Problem description: Copy the lines holding the word "name", all of them.

Input material:

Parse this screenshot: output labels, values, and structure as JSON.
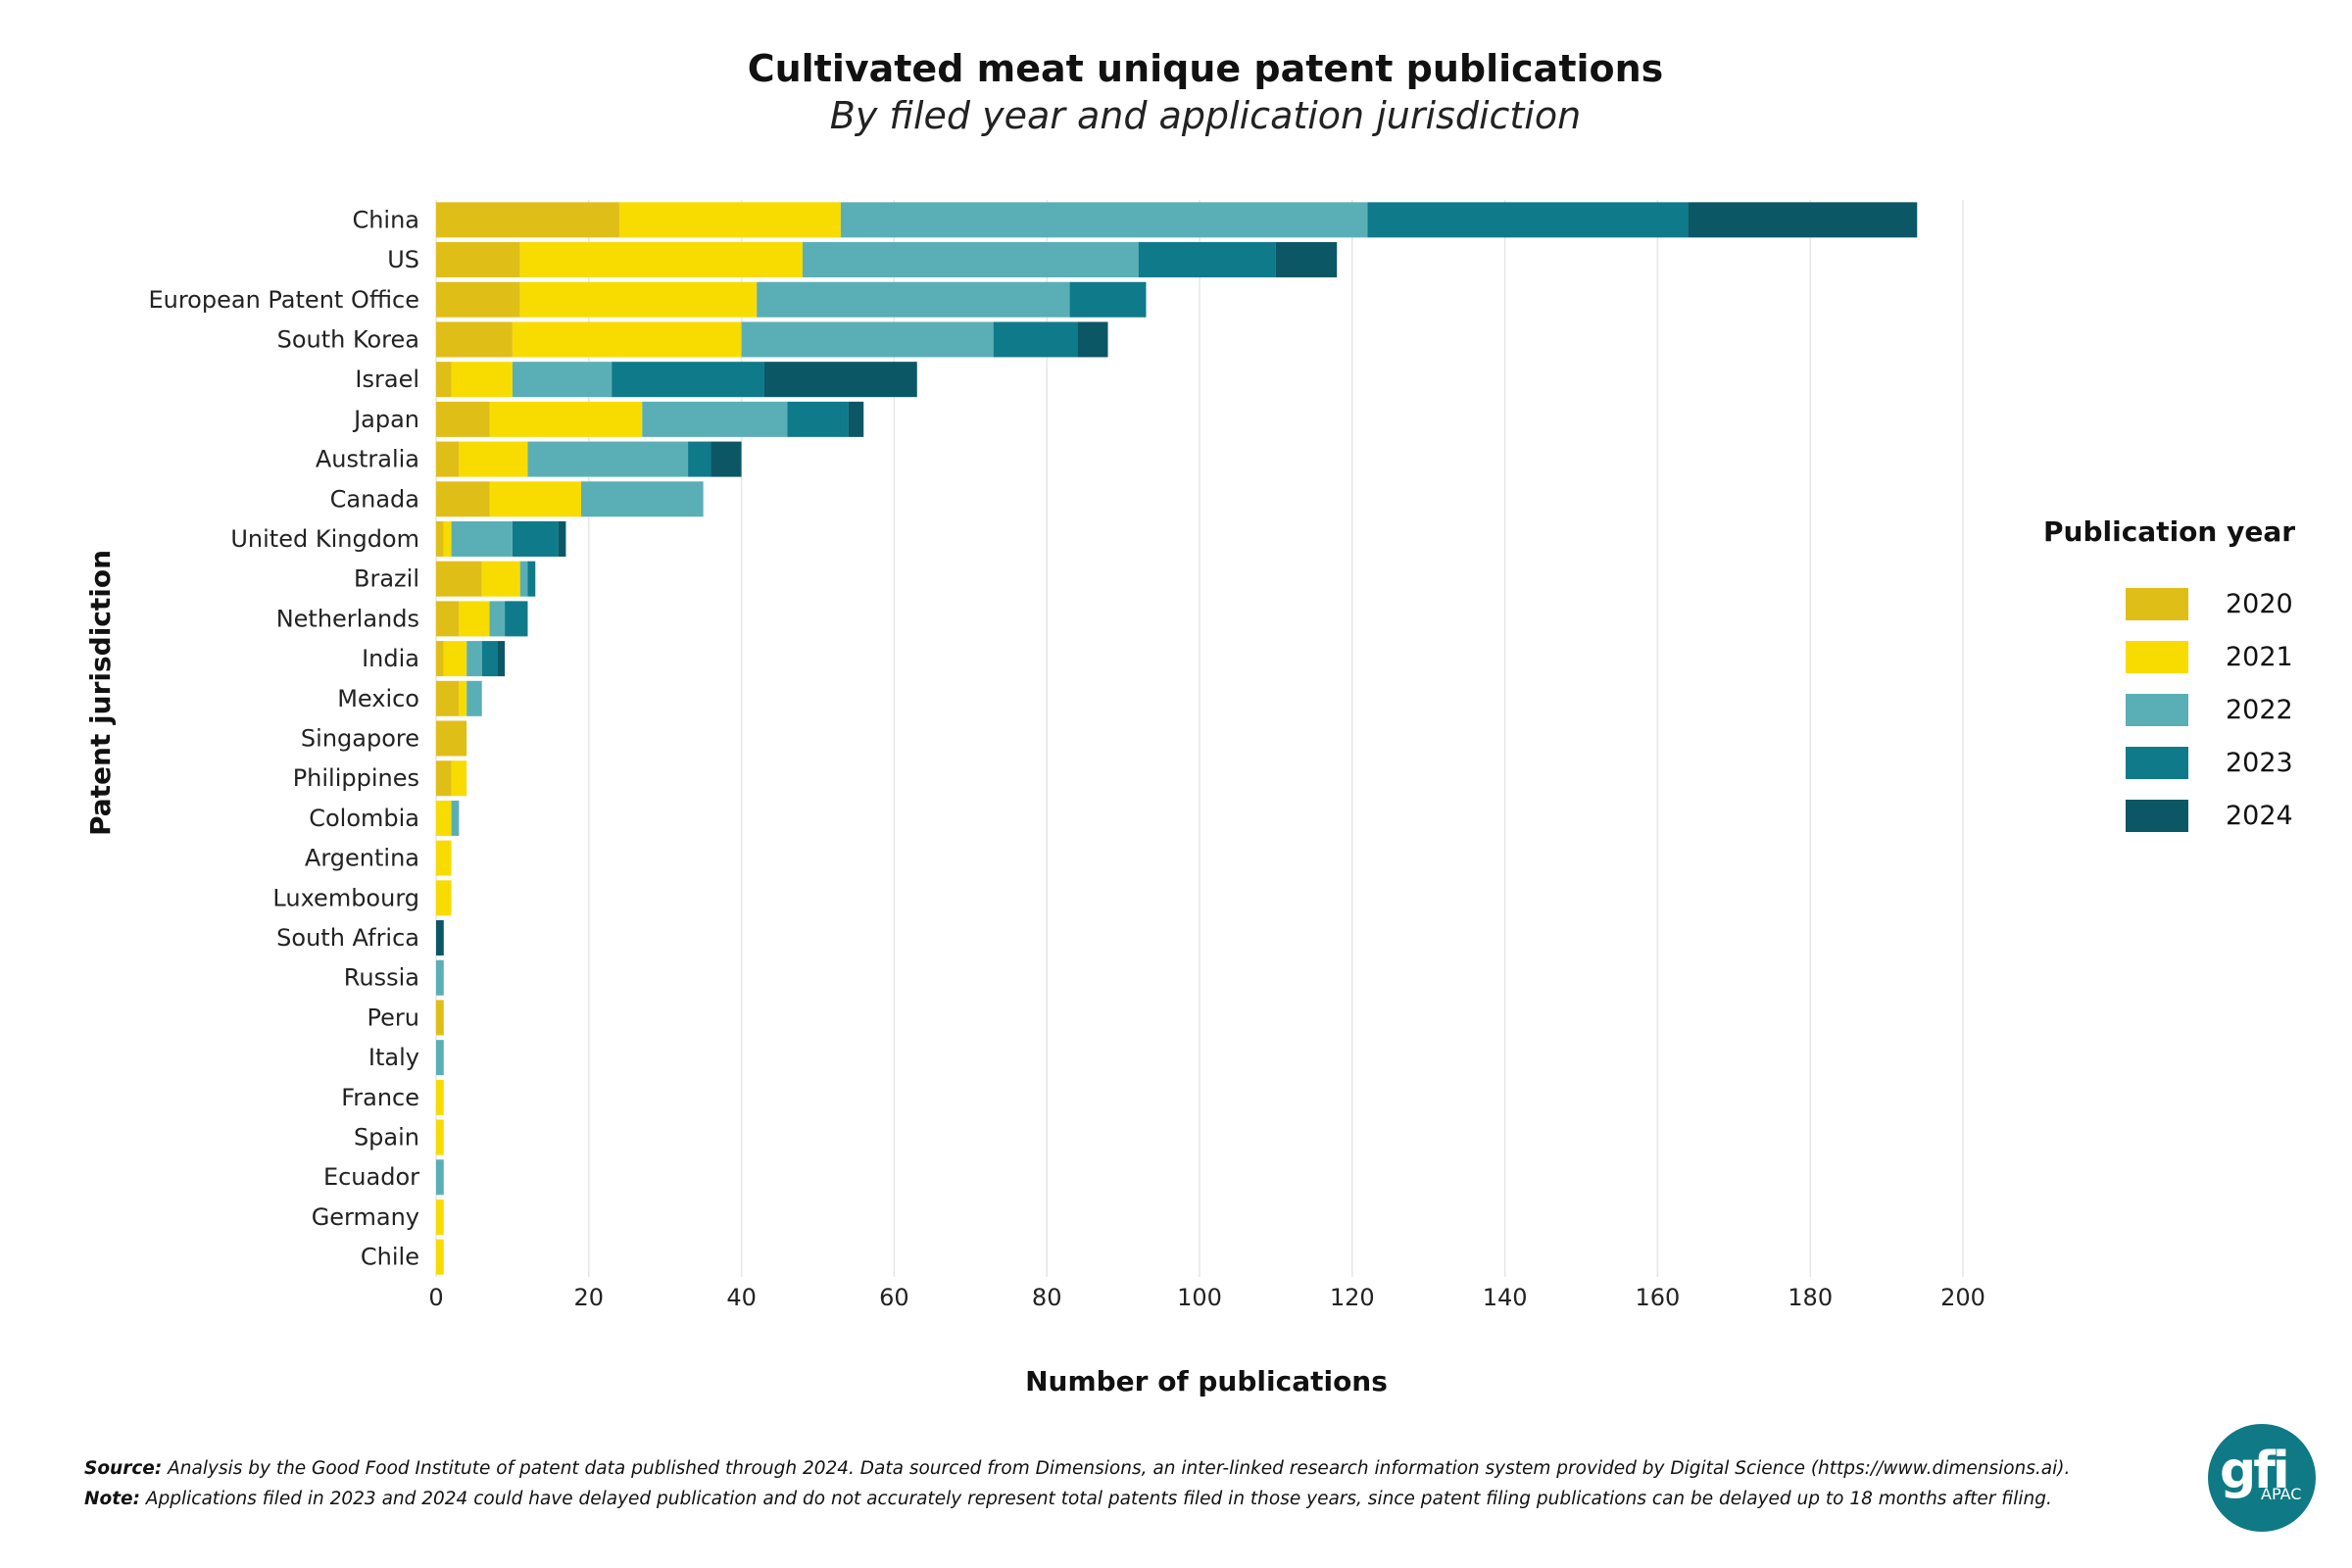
{
  "chart_data": {
    "type": "bar",
    "orientation": "horizontal",
    "stacked": true,
    "title": "Cultivated meat unique patent publications",
    "subtitle": "By filed year and application jurisdiction",
    "xlabel": "Number of publications",
    "ylabel": "Patent jurisdiction",
    "xlim": [
      0,
      200
    ],
    "xticks": [
      0,
      20,
      40,
      60,
      80,
      100,
      120,
      140,
      160,
      180,
      200
    ],
    "grid": "vertical",
    "legend_title": "Publication year",
    "legend_position": "right",
    "categories": [
      "China",
      "US",
      "European Patent Office",
      "South Korea",
      "Israel",
      "Japan",
      "Australia",
      "Canada",
      "United Kingdom",
      "Brazil",
      "Netherlands",
      "India",
      "Mexico",
      "Singapore",
      "Philippines",
      "Colombia",
      "Argentina",
      "Luxembourg",
      "South Africa",
      "Russia",
      "Peru",
      "Italy",
      "France",
      "Spain",
      "Ecuador",
      "Germany",
      "Chile"
    ],
    "series": [
      {
        "name": "2020",
        "color": "#e0be18",
        "values": [
          24,
          11,
          11,
          10,
          2,
          7,
          3,
          7,
          1,
          6,
          3,
          1,
          3,
          4,
          2,
          0,
          0,
          0,
          0,
          0,
          1,
          0,
          0,
          0,
          0,
          0,
          0
        ]
      },
      {
        "name": "2021",
        "color": "#f8dc00",
        "values": [
          29,
          37,
          31,
          30,
          8,
          20,
          9,
          12,
          1,
          5,
          4,
          3,
          1,
          0,
          2,
          2,
          2,
          2,
          0,
          0,
          0,
          0,
          1,
          1,
          0,
          1,
          1
        ]
      },
      {
        "name": "2022",
        "color": "#5aafb7",
        "values": [
          69,
          44,
          41,
          33,
          13,
          19,
          21,
          16,
          8,
          1,
          2,
          2,
          2,
          0,
          0,
          1,
          0,
          0,
          0,
          1,
          0,
          1,
          0,
          0,
          1,
          0,
          0
        ]
      },
      {
        "name": "2023",
        "color": "#0f7a8a",
        "values": [
          42,
          18,
          10,
          11,
          20,
          8,
          3,
          0,
          6,
          1,
          3,
          2,
          0,
          0,
          0,
          0,
          0,
          0,
          0,
          0,
          0,
          0,
          0,
          0,
          0,
          0,
          0
        ]
      },
      {
        "name": "2024",
        "color": "#0b5766",
        "values": [
          30,
          8,
          0,
          4,
          20,
          2,
          4,
          0,
          1,
          0,
          0,
          1,
          0,
          0,
          0,
          0,
          0,
          0,
          1,
          0,
          0,
          0,
          0,
          0,
          0,
          0,
          0
        ]
      }
    ]
  },
  "footnotes": {
    "source_label": "Source:",
    "source_text": "Analysis by the Good Food Institute of patent data published through 2024. Data sourced from Dimensions, an inter-linked research information system provided by Digital Science (https://www.dimensions.ai).",
    "note_label": "Note:",
    "note_text": "Applications filed in 2023 and 2024 could have delayed publication and do not accurately represent total patents filed in those years, since patent filing publications can be delayed up to 18 months after filing."
  },
  "logo": {
    "main": "gfi",
    "sub": "APAC",
    "color": "#0f7a85"
  }
}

Reply:
        "name": "2020",
        "name": "2021",
        "name": "2022",
        "name": "2023",
        "name": "2024",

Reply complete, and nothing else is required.